## Data for the task
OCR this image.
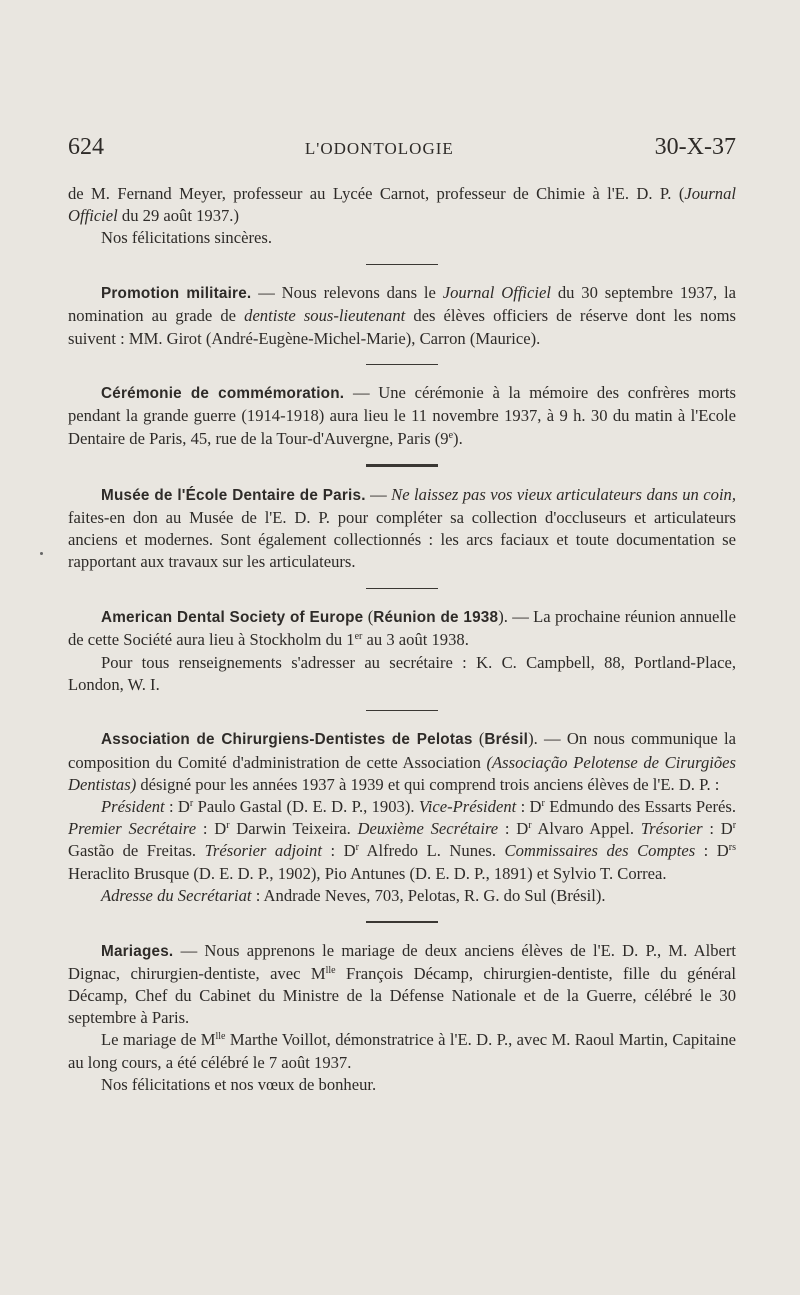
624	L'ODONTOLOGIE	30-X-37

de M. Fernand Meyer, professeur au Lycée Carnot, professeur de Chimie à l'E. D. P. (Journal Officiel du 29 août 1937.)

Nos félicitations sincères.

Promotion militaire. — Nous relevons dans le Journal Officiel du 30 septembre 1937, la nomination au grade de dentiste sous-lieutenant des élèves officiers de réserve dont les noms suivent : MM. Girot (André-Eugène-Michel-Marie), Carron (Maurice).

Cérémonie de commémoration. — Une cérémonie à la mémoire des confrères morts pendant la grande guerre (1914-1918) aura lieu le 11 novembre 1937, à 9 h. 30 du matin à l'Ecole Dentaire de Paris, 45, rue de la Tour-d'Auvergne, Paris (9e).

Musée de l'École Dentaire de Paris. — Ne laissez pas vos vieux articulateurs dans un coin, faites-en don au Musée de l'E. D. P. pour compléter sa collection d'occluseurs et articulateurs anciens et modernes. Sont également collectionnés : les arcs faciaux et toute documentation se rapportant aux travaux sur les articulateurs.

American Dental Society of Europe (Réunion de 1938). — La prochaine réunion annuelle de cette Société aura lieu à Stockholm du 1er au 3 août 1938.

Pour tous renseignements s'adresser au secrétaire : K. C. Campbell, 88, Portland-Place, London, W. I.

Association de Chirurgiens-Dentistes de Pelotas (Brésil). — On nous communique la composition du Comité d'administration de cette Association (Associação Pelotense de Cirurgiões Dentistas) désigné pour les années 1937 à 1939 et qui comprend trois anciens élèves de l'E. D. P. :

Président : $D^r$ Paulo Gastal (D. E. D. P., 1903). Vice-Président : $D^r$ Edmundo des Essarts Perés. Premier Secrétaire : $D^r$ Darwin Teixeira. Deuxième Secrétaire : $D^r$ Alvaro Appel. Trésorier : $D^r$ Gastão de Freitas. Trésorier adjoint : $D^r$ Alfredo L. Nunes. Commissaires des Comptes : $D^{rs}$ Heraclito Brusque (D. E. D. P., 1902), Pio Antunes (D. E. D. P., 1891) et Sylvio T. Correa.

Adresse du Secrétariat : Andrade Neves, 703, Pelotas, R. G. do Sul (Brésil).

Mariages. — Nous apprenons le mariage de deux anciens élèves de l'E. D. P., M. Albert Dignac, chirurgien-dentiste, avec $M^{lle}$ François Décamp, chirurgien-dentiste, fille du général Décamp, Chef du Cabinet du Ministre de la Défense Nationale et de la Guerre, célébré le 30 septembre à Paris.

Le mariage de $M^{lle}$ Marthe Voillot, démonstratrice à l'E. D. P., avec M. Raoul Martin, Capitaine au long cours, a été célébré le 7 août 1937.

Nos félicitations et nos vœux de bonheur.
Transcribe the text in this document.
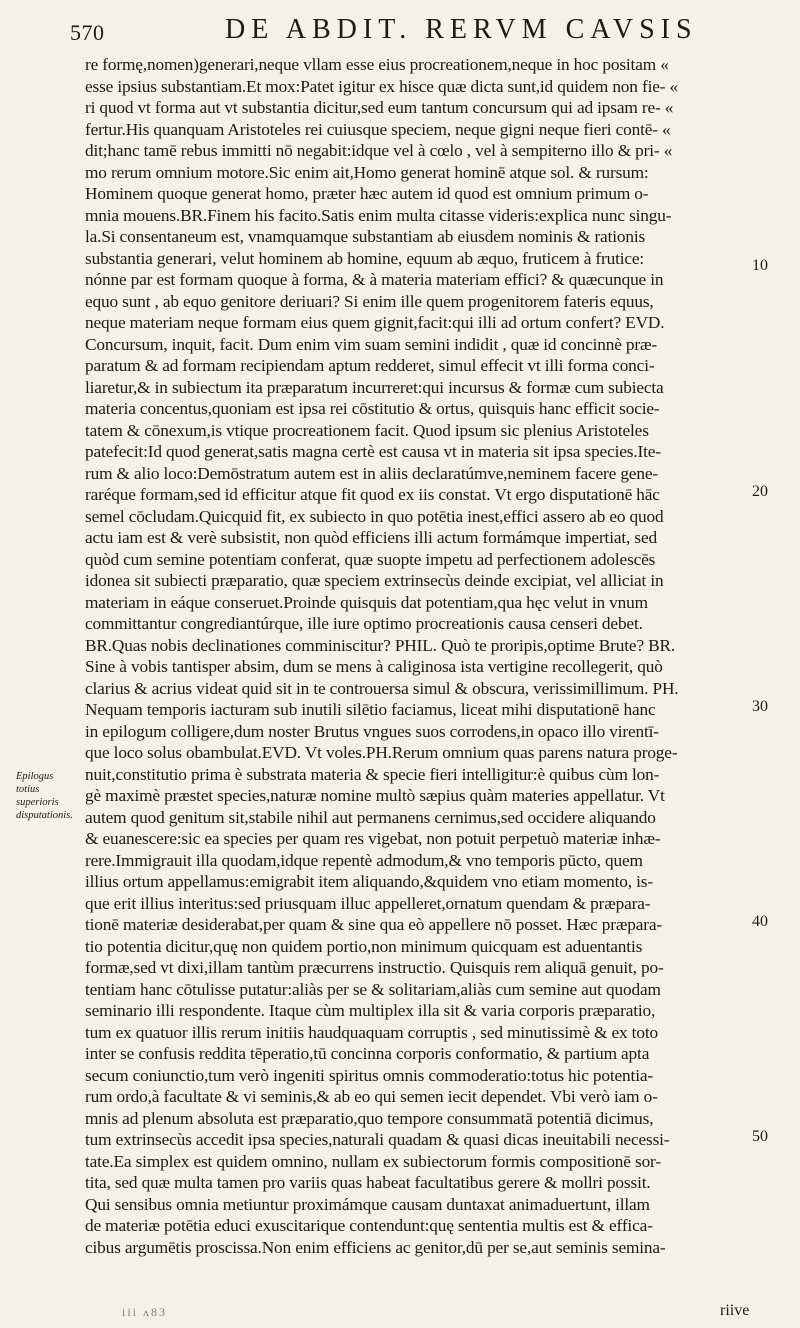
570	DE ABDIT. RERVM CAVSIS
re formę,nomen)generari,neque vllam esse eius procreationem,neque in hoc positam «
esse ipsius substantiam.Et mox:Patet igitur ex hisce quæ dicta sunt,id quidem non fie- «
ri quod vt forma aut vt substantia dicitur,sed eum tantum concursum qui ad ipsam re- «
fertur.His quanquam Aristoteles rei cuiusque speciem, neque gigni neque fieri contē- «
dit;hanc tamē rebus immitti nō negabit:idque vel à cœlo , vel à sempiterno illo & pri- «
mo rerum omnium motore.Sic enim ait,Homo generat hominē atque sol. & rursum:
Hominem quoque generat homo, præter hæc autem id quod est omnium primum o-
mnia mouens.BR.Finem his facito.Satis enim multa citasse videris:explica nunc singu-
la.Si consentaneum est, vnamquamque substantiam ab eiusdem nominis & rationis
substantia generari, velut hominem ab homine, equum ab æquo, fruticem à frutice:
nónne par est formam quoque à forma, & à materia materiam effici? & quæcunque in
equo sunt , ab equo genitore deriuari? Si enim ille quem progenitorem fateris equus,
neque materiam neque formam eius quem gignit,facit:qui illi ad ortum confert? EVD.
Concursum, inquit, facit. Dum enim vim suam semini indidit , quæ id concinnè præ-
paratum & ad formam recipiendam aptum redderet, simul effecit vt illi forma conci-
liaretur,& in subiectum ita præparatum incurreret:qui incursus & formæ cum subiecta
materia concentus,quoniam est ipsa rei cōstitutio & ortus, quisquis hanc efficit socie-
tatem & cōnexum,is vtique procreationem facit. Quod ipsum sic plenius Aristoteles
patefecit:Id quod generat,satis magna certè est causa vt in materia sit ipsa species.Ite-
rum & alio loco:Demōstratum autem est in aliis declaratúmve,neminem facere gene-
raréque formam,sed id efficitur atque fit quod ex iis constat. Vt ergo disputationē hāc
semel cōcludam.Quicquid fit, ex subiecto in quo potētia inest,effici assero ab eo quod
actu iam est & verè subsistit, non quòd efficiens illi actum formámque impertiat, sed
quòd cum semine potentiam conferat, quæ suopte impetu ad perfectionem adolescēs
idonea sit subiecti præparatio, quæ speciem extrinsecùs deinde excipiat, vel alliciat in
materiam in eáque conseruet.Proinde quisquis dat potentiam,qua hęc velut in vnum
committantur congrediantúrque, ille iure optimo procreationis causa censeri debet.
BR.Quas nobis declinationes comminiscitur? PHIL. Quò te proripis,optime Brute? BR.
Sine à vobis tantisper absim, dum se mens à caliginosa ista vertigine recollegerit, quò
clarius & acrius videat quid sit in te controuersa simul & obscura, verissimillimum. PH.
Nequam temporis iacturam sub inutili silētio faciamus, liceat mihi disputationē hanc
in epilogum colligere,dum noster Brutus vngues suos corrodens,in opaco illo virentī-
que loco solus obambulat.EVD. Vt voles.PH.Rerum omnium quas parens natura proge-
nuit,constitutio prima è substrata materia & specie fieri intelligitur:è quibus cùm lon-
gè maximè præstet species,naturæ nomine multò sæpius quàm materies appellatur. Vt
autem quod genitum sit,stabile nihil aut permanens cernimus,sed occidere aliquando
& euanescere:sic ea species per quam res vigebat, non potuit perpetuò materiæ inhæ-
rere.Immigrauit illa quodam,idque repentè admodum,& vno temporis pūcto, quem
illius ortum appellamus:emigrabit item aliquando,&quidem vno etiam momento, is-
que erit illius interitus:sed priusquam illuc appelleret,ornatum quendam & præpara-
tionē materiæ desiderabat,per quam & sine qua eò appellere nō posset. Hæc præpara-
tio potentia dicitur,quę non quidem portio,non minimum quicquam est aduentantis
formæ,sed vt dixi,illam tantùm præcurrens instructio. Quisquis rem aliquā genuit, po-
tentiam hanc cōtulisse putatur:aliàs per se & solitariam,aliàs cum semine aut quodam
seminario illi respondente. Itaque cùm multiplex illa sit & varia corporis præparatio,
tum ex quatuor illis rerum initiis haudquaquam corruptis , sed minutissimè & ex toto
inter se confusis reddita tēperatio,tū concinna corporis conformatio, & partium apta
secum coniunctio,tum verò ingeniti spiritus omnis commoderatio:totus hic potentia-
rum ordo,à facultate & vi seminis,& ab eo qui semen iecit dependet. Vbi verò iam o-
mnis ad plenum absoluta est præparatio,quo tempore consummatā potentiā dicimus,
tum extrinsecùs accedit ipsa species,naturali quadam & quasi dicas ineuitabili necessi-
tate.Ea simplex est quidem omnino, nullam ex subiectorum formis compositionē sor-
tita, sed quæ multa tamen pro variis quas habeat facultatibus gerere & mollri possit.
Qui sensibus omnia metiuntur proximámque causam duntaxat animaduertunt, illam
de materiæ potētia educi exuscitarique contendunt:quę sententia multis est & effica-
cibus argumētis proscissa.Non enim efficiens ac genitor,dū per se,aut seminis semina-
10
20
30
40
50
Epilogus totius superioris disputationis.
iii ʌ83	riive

## What to do
Your task is to transcribe all of the records precisely, with no images included.

## Reply
OCR this image.
624	L'ODONTOLOGIE	30-X-37

de M. Fernand Meyer, professeur au Lycée Carnot, professeur de Chimie à l'E. D. P. (Journal Officiel du 29 août 1937.)

Nos félicitations sincères.

Promotion militaire. — Nous relevons dans le Journal Officiel du 30 septembre 1937, la nomination au grade de dentiste sous-lieutenant des élèves officiers de réserve dont les noms suivent : MM. Girot (André-Eugène-Michel-Marie), Carron (Maurice).

Cérémonie de commémoration. — Une cérémonie à la mémoire des confrères morts pendant la grande guerre (1914-1918) aura lieu le 11 novembre 1937, à 9 h. 30 du matin à l'Ecole Dentaire de Paris, 45, rue de la Tour-d'Auvergne, Paris (9e).

Musée de l'École Dentaire de Paris. — Ne laissez pas vos vieux articulateurs dans un coin, faites-en don au Musée de l'E. D. P. pour compléter sa collection d'occluseurs et articulateurs anciens et modernes. Sont également collectionnés : les arcs faciaux et toute documentation se rapportant aux travaux sur les articulateurs.

American Dental Society of Europe (Réunion de 1938). — La prochaine réunion annuelle de cette Société aura lieu à Stockholm du 1er au 3 août 1938.

Pour tous renseignements s'adresser au secrétaire : K. C. Campbell, 88, Portland-Place, London, W. I.

Association de Chirurgiens-Dentistes de Pelotas (Brésil). — On nous communique la composition du Comité d'administration de cette Association (Associação Pelotense de Cirurgiões Dentistas) désigné pour les années 1937 à 1939 et qui comprend trois anciens élèves de l'E. D. P. :

Président : $D^r$ Paulo Gastal (D. E. D. P., 1903). Vice-Président : $D^r$ Edmundo des Essarts Perés. Premier Secrétaire : $D^r$ Darwin Teixeira. Deuxième Secrétaire : $D^r$ Alvaro Appel. Trésorier : $D^r$ Gastão de Freitas. Trésorier adjoint : $D^r$ Alfredo L. Nunes. Commissaires des Comptes : $D^{rs}$ Heraclito Brusque (D. E. D. P., 1902), Pio Antunes (D. E. D. P., 1891) et Sylvio T. Correa.

Adresse du Secrétariat : Andrade Neves, 703, Pelotas, R. G. do Sul (Brésil).

Mariages. — Nous apprenons le mariage de deux anciens élèves de l'E. D. P., M. Albert Dignac, chirurgien-dentiste, avec $M^{lle}$ François Décamp, chirurgien-dentiste, fille du général Décamp, Chef du Cabinet du Ministre de la Défense Nationale et de la Guerre, célébré le 30 septembre à Paris.

Le mariage de $M^{lle}$ Marthe Voillot, démonstratrice à l'E. D. P., avec M. Raoul Martin, Capitaine au long cours, a été célébré le 7 août 1937.

Nos félicitations et nos vœux de bonheur.
Transcribe the text in this document.
570	DE ABDIT. RERVM CAVSIS
re formę,nomen)generari,neque vllam esse eius procreationem,neque in hoc positam «
esse ipsius substantiam.Et mox:Patet igitur ex hisce quæ dicta sunt,id quidem non fie- «
ri quod vt forma aut vt substantia dicitur,sed eum tantum concursum qui ad ipsam re- «
fertur.His quanquam Aristoteles rei cuiusque speciem, neque gigni neque fieri contē- «
dit;hanc tamē rebus immitti nō negabit:idque vel à cœlo , vel à sempiterno illo & pri- «
mo rerum omnium motore.Sic enim ait,Homo generat hominē atque sol. & rursum:
Hominem quoque generat homo, præter hæc autem id quod est omnium primum o-
mnia mouens.BR.Finem his facito.Satis enim multa citasse videris:explica nunc singu-
la.Si consentaneum est, vnamquamque substantiam ab eiusdem nominis & rationis
substantia generari, velut hominem ab homine, equum ab æquo, fruticem à frutice:
nónne par est formam quoque à forma, & à materia materiam effici? & quæcunque in
equo sunt , ab equo genitore deriuari? Si enim ille quem progenitorem fateris equus,
neque materiam neque formam eius quem gignit,facit:qui illi ad ortum confert? EVD.
Concursum, inquit, facit. Dum enim vim suam semini indidit , quæ id concinnè præ-
paratum & ad formam recipiendam aptum redderet, simul effecit vt illi forma conci-
liaretur,& in subiectum ita præparatum incurreret:qui incursus & formæ cum subiecta
materia concentus,quoniam est ipsa rei cōstitutio & ortus, quisquis hanc efficit socie-
tatem & cōnexum,is vtique procreationem facit. Quod ipsum sic plenius Aristoteles
patefecit:Id quod generat,satis magna certè est causa vt in materia sit ipsa species.Ite-
rum & alio loco:Demōstratum autem est in aliis declaratúmve,neminem facere gene-
raréque formam,sed id efficitur atque fit quod ex iis constat. Vt ergo disputationē hāc
semel cōcludam.Quicquid fit, ex subiecto in quo potētia inest,effici assero ab eo quod
actu iam est & verè subsistit, non quòd efficiens illi actum formámque impertiat, sed
quòd cum semine potentiam conferat, quæ suopte impetu ad perfectionem adolescēs
idonea sit subiecti præparatio, quæ speciem extrinsecùs deinde excipiat, vel alliciat in
materiam in eáque conseruet.Proinde quisquis dat potentiam,qua hęc velut in vnum
committantur congrediantúrque, ille iure optimo procreationis causa censeri debet.
BR.Quas nobis declinationes comminiscitur? PHIL. Quò te proripis,optime Brute? BR.
Sine à vobis tantisper absim, dum se mens à caliginosa ista vertigine recollegerit, quò
clarius & acrius videat quid sit in te controuersa simul & obscura, verissimillimum. PH.
Nequam temporis iacturam sub inutili silētio faciamus, liceat mihi disputationē hanc
in epilogum colligere,dum noster Brutus vngues suos corrodens,in opaco illo virentī-
que loco solus obambulat.EVD. Vt voles.PH.Rerum omnium quas parens natura proge-
nuit,constitutio prima è substrata materia & specie fieri intelligitur:è quibus cùm lon-
gè maximè præstet species,naturæ nomine multò sæpius quàm materies appellatur. Vt
autem quod genitum sit,stabile nihil aut permanens cernimus,sed occidere aliquando
& euanescere:sic ea species per quam res vigebat, non potuit perpetuò materiæ inhæ-
rere.Immigrauit illa quodam,idque repentè admodum,& vno temporis pūcto, quem
illius ortum appellamus:emigrabit item aliquando,&quidem vno etiam momento, is-
que erit illius interitus:sed priusquam illuc appelleret,ornatum quendam & præpara-
tionē materiæ desiderabat,per quam & sine qua eò appellere nō posset. Hæc præpara-
tio potentia dicitur,quę non quidem portio,non minimum quicquam est aduentantis
formæ,sed vt dixi,illam tantùm præcurrens instructio. Quisquis rem aliquā genuit, po-
tentiam hanc cōtulisse putatur:aliàs per se & solitariam,aliàs cum semine aut quodam
seminario illi respondente. Itaque cùm multiplex illa sit & varia corporis præparatio,
tum ex quatuor illis rerum initiis haudquaquam corruptis , sed minutissimè & ex toto
inter se confusis reddita tēperatio,tū concinna corporis conformatio, & partium apta
secum coniunctio,tum verò ingeniti spiritus omnis commoderatio:totus hic potentia-
rum ordo,à facultate & vi seminis,& ab eo qui semen iecit dependet. Vbi verò iam o-
mnis ad plenum absoluta est præparatio,quo tempore consummatā potentiā dicimus,
tum extrinsecùs accedit ipsa species,naturali quadam & quasi dicas ineuitabili necessi-
tate.Ea simplex est quidem omnino, nullam ex subiectorum formis compositionē sor-
tita, sed quæ multa tamen pro variis quas habeat facultatibus gerere & mollri possit.
Qui sensibus omnia metiuntur proximámque causam duntaxat animaduertunt, illam
de materiæ potētia educi exuscitarique contendunt:quę sententia multis est & effica-
cibus argumētis proscissa.Non enim efficiens ac genitor,dū per se,aut seminis semina-
10
20
30
40
50
Epilogus totius superioris disputationis.
iii ʌ83	riive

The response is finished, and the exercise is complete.